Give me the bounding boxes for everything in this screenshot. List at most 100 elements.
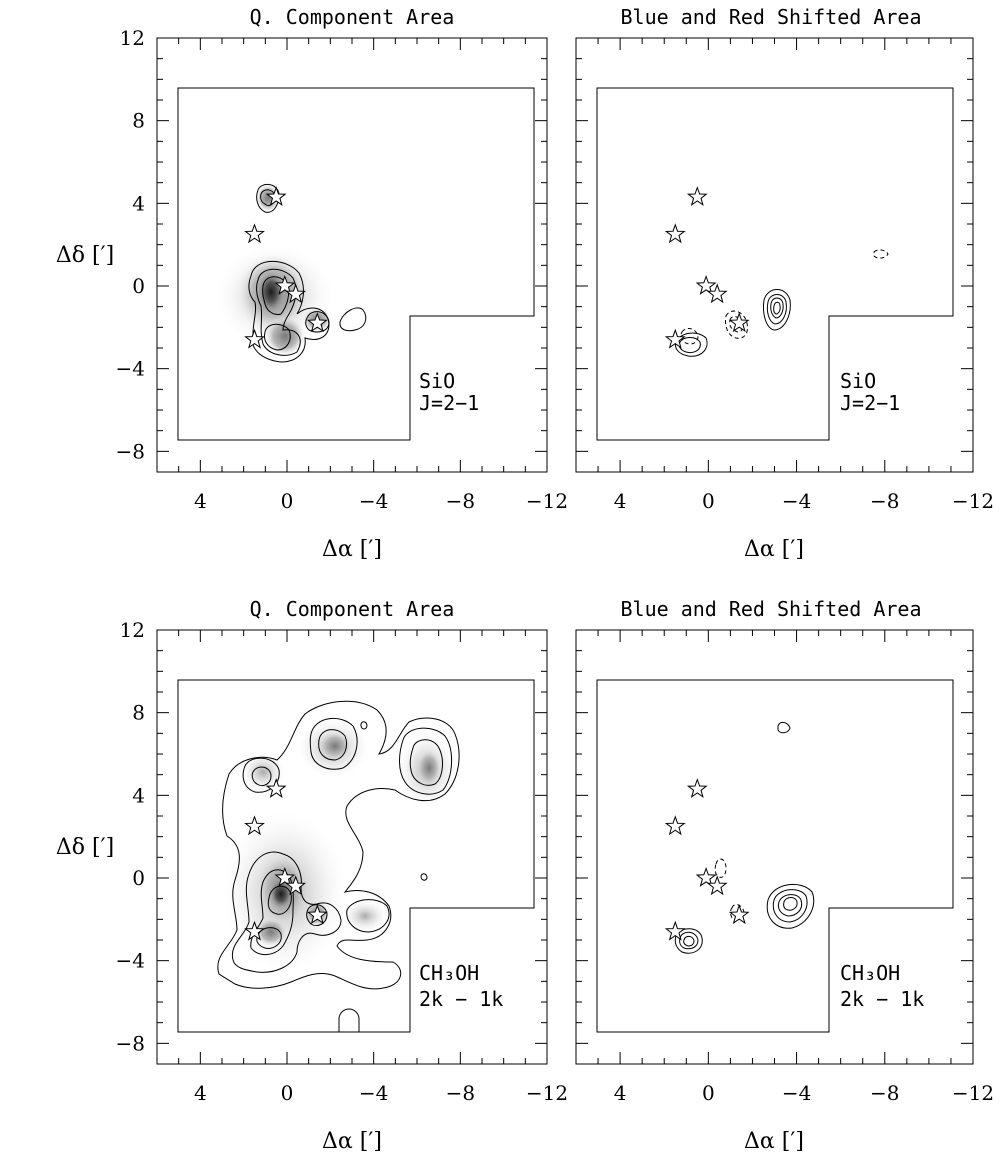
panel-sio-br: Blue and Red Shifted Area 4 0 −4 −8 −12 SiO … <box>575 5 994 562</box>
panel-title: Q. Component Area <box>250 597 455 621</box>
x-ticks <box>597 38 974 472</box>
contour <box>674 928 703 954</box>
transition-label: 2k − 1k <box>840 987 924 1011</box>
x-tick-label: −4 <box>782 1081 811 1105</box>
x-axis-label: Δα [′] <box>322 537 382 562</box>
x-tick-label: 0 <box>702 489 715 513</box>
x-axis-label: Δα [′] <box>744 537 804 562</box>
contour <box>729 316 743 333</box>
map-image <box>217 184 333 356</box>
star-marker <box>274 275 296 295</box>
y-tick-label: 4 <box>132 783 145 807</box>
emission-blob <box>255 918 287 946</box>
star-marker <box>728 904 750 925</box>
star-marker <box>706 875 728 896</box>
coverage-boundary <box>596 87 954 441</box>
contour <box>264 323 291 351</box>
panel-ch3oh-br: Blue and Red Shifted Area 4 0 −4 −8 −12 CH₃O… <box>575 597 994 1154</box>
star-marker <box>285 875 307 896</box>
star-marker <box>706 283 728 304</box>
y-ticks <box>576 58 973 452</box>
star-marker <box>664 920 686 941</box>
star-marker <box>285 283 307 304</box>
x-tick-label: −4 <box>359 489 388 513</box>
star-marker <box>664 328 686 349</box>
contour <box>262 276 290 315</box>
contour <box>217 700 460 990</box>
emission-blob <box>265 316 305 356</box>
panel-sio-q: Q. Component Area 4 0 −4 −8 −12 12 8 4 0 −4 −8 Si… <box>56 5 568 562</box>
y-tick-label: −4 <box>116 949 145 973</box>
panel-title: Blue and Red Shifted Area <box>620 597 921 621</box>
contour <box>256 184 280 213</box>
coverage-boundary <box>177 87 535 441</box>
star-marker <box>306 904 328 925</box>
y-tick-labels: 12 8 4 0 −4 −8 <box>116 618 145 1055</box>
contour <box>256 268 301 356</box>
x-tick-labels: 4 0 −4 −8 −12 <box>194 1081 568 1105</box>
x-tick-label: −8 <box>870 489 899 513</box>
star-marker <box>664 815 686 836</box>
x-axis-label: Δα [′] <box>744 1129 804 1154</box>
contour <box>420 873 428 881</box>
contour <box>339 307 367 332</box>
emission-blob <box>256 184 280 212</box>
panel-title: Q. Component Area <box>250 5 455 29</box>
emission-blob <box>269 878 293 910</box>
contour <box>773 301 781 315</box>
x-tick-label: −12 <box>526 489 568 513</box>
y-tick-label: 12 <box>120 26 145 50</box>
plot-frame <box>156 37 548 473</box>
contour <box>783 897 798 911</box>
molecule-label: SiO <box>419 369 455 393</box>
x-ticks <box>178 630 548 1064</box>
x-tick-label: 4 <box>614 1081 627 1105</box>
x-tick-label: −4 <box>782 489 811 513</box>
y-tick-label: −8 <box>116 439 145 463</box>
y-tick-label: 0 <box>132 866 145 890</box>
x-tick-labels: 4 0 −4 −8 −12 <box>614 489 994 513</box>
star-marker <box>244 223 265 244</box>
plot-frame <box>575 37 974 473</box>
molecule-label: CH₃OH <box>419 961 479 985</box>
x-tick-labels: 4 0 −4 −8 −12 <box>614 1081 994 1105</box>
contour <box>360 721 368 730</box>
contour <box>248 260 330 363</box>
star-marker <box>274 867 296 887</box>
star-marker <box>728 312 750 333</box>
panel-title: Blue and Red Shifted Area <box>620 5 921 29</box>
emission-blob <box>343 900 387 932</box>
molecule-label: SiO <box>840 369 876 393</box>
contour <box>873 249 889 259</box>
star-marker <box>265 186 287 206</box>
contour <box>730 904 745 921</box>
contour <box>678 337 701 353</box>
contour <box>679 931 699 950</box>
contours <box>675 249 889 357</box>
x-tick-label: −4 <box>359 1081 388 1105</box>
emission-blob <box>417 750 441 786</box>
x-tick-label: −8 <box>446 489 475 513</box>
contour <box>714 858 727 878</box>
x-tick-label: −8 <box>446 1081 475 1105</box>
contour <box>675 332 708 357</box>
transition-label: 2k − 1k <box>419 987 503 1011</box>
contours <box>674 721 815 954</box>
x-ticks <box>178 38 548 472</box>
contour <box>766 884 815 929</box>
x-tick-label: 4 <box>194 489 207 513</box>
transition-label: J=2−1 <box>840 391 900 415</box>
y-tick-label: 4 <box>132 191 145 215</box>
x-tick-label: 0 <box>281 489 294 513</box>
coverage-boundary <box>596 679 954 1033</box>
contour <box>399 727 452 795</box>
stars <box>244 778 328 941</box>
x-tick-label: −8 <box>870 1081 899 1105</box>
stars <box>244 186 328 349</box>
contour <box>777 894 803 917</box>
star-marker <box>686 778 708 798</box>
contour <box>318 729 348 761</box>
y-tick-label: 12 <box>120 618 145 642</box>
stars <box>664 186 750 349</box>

——

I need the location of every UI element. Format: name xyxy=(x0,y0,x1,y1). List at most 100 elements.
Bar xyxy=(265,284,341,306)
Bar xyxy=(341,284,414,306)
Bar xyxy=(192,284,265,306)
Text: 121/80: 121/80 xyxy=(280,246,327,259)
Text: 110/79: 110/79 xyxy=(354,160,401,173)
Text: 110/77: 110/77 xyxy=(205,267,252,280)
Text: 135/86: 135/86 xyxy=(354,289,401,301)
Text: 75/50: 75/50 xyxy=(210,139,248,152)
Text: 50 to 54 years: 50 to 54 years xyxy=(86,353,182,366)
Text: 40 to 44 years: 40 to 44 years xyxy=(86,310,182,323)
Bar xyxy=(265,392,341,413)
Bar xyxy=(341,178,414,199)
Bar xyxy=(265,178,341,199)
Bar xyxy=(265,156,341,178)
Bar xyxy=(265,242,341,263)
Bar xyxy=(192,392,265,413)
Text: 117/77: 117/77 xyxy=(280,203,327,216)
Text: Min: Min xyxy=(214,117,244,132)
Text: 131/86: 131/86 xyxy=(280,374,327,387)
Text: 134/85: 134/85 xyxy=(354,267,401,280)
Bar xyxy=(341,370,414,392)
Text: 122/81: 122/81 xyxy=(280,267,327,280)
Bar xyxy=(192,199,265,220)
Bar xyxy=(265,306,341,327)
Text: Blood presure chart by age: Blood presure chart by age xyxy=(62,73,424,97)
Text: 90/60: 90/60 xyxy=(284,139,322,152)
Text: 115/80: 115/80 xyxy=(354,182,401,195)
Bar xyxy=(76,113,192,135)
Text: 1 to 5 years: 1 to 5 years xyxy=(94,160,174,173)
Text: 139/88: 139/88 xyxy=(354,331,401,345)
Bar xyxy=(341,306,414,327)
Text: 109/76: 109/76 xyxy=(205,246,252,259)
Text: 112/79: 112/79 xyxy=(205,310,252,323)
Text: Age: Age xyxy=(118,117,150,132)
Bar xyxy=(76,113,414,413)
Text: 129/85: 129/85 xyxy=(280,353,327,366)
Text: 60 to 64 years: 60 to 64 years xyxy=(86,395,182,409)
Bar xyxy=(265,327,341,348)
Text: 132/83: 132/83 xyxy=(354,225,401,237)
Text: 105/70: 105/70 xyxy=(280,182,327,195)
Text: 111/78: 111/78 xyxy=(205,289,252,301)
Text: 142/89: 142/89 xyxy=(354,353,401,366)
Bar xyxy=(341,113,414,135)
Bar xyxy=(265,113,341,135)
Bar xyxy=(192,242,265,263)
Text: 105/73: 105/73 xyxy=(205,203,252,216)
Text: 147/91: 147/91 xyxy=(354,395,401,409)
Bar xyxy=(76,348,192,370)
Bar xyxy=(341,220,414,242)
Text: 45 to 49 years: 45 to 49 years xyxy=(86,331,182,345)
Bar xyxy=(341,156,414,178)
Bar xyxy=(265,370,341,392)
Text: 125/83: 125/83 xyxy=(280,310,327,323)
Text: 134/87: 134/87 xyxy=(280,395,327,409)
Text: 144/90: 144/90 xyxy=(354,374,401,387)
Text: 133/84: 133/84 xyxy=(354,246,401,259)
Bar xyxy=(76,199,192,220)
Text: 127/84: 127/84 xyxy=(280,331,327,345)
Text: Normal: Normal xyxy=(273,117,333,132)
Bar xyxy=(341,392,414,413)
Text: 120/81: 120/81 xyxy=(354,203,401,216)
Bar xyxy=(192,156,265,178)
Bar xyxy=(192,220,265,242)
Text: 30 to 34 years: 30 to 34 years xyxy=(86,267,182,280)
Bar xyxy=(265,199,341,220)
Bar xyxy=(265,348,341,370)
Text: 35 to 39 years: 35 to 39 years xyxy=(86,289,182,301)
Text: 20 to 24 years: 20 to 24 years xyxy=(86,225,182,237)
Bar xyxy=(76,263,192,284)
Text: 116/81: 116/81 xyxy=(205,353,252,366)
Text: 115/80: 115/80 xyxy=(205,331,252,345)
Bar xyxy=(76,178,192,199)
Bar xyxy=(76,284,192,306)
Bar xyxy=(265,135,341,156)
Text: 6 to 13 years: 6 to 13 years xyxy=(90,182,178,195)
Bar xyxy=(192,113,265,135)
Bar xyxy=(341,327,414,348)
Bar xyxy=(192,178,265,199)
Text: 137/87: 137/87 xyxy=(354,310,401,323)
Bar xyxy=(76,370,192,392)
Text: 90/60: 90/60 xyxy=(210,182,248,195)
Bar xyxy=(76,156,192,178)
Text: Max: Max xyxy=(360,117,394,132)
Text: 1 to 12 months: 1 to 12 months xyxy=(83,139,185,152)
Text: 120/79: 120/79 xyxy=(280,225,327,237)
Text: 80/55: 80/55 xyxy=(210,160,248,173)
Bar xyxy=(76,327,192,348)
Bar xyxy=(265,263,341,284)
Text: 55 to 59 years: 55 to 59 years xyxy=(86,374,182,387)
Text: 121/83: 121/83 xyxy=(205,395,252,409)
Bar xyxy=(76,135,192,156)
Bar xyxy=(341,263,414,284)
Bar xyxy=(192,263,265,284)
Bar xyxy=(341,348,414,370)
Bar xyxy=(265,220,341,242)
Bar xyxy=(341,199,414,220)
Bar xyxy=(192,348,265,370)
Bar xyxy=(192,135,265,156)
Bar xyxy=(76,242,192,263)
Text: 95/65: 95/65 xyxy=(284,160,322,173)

——

WHAT IS REQUIRED — Reproduce the records word for word, from the line containing "panel-sio-br: Blue and" up to and including the line containing "contour <box>264 323 291 351</box>".

OUTPUT FOR THIS EXERCISE —
panel-sio-br: Blue and Red Shifted Area 4 0 −4 −8 −12 SiO … <box>575 5 994 562</box>
panel-title: Q. Component Area <box>250 597 455 621</box>
x-ticks <box>597 38 974 472</box>
contour <box>674 928 703 954</box>
transition-label: 2k − 1k <box>840 987 924 1011</box>
x-tick-label: −4 <box>782 1081 811 1105</box>
x-axis-label: Δα [′] <box>322 537 382 562</box>
x-tick-label: 0 <box>702 489 715 513</box>
x-axis-label: Δα [′] <box>744 537 804 562</box>
contour <box>729 316 743 333</box>
map-image <box>217 184 333 356</box>
star-marker <box>274 275 296 295</box>
y-tick-label: 4 <box>132 783 145 807</box>
emission-blob <box>255 918 287 946</box>
star-marker <box>728 904 750 925</box>
star-marker <box>706 875 728 896</box>
coverage-boundary <box>596 87 954 441</box>
contour <box>264 323 291 351</box>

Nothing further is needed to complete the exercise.